Goal of the exercise »
Retype the data that follows line by line, exactly, and leave its pictures out.

◇ ◇ ◇ ◇

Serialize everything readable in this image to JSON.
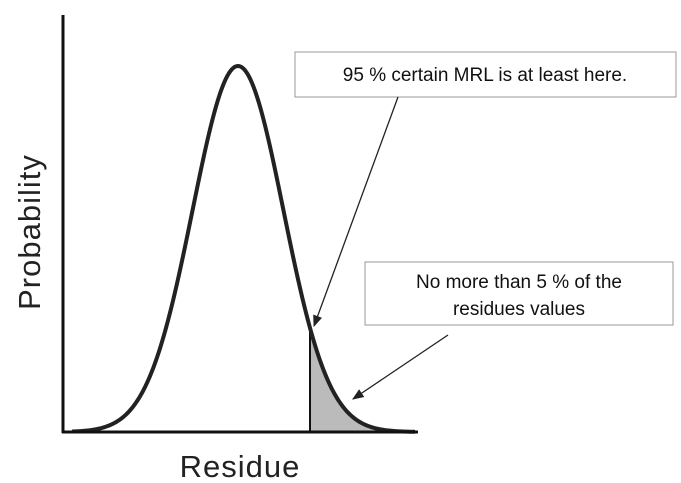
{
  "axes": {
    "y_label": "Probability",
    "x_label": "Residue"
  },
  "annotations": [
    {
      "lines": [
        "95 % certain MRL is at least here."
      ]
    },
    {
      "lines": [
        "No more than 5 % of the",
        "residues values"
      ]
    }
  ]
}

◇ ◇ ◇ ◇

Finished exercise »
Serialize everything readable in this image to JSON.
{
  "axes": {
    "y_label": "Probability",
    "x_label": "Residue"
  },
  "annotations": [
    {
      "lines": [
        "95 % certain MRL is at least here."
      ]
    },
    {
      "lines": [
        "No more than 5 % of the",
        "residues values"
      ]
    }
  ]
}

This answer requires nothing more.